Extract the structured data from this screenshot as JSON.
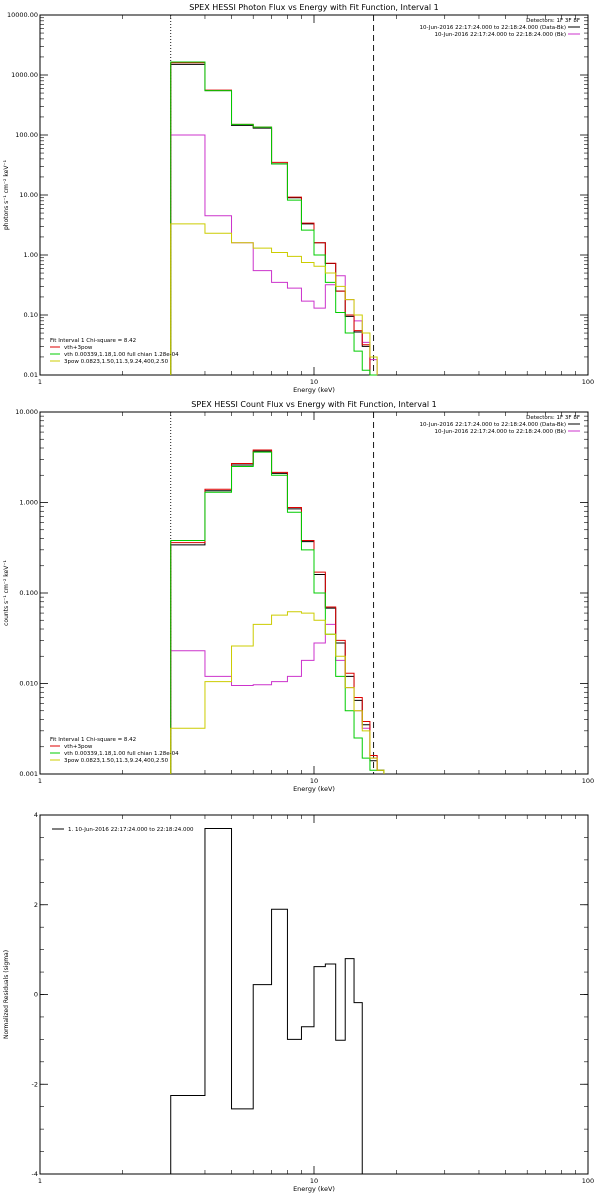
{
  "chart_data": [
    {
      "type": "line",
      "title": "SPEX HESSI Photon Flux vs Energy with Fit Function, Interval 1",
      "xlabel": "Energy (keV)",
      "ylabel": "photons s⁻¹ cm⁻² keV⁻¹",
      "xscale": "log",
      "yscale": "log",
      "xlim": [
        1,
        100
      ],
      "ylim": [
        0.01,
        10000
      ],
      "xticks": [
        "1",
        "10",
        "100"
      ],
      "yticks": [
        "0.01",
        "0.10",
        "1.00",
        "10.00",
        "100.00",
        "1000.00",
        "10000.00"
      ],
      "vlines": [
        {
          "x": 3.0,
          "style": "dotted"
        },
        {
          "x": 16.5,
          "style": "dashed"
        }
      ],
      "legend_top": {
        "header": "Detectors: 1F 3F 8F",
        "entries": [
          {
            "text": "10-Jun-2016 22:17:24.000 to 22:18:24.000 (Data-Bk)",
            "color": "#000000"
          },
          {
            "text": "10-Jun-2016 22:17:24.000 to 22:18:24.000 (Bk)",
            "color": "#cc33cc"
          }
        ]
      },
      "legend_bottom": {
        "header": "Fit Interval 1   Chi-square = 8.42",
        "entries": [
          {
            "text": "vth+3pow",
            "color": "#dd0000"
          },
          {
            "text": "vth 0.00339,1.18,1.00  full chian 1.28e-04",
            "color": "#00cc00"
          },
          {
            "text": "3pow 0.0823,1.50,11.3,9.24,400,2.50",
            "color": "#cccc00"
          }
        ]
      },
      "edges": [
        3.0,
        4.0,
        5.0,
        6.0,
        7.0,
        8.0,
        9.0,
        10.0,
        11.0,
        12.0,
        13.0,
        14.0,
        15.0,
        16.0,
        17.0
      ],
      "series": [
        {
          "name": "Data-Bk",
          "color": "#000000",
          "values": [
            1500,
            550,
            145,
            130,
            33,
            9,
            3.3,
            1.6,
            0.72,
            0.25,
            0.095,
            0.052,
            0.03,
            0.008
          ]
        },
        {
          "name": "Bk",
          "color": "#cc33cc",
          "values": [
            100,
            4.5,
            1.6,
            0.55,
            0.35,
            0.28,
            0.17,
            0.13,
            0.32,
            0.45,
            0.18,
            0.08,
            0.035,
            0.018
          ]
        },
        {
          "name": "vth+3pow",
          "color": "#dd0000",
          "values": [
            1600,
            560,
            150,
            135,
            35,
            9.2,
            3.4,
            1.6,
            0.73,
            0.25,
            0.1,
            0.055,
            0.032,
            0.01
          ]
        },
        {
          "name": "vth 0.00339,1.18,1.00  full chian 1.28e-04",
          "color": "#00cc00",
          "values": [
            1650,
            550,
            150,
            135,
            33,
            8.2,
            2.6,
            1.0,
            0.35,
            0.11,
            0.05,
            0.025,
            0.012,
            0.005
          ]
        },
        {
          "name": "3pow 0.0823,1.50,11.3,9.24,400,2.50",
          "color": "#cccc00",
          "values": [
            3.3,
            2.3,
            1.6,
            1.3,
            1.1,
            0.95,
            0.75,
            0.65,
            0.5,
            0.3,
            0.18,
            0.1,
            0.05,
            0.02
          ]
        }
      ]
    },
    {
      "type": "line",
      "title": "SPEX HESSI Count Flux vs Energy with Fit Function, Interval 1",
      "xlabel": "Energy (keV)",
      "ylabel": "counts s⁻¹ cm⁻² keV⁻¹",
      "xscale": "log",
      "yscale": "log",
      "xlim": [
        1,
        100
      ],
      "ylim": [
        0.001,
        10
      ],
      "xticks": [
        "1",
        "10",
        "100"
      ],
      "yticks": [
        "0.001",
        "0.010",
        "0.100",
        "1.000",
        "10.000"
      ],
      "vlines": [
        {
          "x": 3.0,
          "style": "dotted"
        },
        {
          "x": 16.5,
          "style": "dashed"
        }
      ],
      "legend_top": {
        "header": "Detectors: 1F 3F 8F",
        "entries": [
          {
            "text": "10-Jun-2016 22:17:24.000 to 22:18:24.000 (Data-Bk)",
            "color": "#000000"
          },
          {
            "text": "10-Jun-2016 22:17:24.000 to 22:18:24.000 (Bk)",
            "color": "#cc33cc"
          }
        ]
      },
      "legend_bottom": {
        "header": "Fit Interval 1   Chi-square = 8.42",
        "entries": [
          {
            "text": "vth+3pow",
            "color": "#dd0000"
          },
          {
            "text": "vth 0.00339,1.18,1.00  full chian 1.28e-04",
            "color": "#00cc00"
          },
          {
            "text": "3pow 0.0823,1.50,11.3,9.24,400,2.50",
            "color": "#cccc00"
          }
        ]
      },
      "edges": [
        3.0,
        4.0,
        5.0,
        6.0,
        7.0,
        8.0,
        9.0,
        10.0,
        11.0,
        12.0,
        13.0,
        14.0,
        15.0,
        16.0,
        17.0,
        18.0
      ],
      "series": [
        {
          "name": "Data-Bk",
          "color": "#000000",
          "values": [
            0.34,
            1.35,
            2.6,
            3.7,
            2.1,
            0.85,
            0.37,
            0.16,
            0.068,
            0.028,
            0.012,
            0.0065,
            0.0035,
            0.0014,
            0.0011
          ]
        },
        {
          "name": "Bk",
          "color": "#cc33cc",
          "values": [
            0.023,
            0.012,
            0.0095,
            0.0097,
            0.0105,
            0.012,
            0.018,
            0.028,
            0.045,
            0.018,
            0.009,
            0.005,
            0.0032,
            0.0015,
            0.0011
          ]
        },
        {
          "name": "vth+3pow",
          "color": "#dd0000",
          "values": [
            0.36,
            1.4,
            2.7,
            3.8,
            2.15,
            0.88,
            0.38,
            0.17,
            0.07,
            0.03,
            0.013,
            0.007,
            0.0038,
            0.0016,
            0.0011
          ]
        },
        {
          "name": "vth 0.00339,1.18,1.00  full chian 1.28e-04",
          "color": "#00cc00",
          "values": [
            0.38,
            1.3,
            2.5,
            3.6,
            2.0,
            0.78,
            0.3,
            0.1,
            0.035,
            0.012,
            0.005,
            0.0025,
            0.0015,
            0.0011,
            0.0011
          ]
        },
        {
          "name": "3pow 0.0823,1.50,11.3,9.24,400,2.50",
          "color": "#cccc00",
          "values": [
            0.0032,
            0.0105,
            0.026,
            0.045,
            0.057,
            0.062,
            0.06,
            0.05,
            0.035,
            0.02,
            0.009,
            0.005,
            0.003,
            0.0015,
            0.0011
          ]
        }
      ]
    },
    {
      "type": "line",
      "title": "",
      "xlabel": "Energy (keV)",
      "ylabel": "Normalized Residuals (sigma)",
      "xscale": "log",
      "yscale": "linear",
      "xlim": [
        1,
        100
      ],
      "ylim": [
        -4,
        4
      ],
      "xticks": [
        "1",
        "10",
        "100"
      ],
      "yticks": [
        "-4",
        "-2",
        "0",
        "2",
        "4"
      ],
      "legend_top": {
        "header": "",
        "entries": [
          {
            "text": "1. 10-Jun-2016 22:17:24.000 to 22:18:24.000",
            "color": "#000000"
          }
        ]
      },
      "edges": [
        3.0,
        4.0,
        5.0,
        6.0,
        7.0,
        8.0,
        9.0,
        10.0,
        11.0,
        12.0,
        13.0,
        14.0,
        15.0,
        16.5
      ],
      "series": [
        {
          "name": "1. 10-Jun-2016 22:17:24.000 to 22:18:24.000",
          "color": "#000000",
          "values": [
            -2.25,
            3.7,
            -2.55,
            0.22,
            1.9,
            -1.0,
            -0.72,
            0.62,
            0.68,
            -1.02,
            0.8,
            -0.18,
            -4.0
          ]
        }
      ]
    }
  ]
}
* * *
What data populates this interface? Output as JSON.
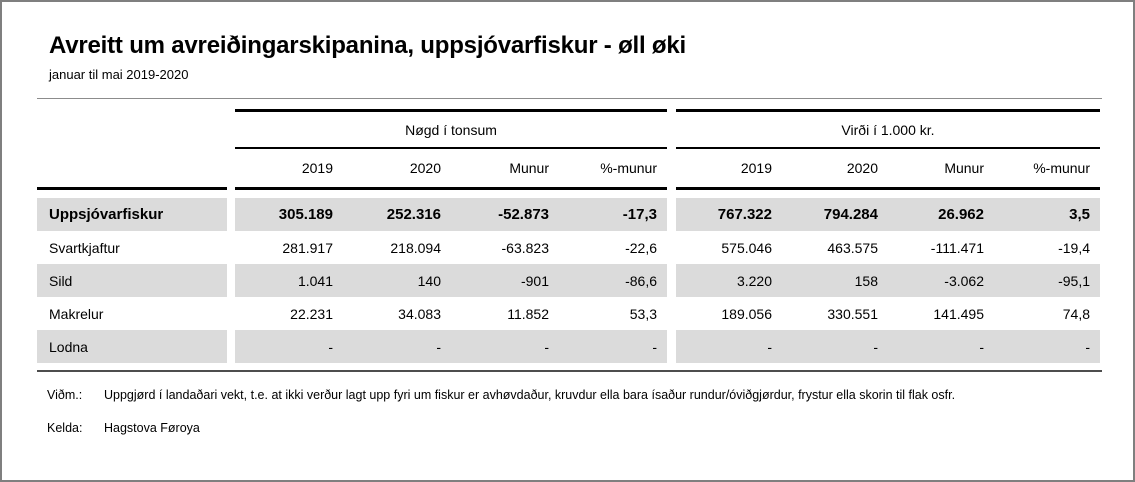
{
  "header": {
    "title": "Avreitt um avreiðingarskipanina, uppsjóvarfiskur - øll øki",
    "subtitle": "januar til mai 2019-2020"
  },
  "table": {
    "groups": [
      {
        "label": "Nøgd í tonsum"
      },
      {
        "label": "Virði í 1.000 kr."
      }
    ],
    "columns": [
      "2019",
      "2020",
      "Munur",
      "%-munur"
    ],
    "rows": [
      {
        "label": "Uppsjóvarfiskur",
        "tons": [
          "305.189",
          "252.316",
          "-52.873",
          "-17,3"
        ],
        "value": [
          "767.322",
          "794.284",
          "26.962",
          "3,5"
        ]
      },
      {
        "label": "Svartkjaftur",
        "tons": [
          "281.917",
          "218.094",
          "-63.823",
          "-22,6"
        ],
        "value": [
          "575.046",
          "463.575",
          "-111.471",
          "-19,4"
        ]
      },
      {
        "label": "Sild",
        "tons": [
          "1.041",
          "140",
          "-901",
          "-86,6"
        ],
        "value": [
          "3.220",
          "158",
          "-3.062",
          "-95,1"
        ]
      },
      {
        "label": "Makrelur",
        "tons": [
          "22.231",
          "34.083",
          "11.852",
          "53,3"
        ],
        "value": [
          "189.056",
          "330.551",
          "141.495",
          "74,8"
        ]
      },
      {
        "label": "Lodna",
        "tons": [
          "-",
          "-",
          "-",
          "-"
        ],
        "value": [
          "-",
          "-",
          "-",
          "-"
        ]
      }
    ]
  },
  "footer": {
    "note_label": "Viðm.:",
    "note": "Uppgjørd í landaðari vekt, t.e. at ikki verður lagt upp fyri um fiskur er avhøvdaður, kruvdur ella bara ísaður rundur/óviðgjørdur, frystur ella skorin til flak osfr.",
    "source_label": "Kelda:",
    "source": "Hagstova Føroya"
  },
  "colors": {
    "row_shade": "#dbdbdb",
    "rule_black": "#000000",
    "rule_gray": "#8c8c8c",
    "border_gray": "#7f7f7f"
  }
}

__What is asked__. Examine the entries and report how many of their lines contain the string "with", giving no more than the number.

__Complete answer__. 2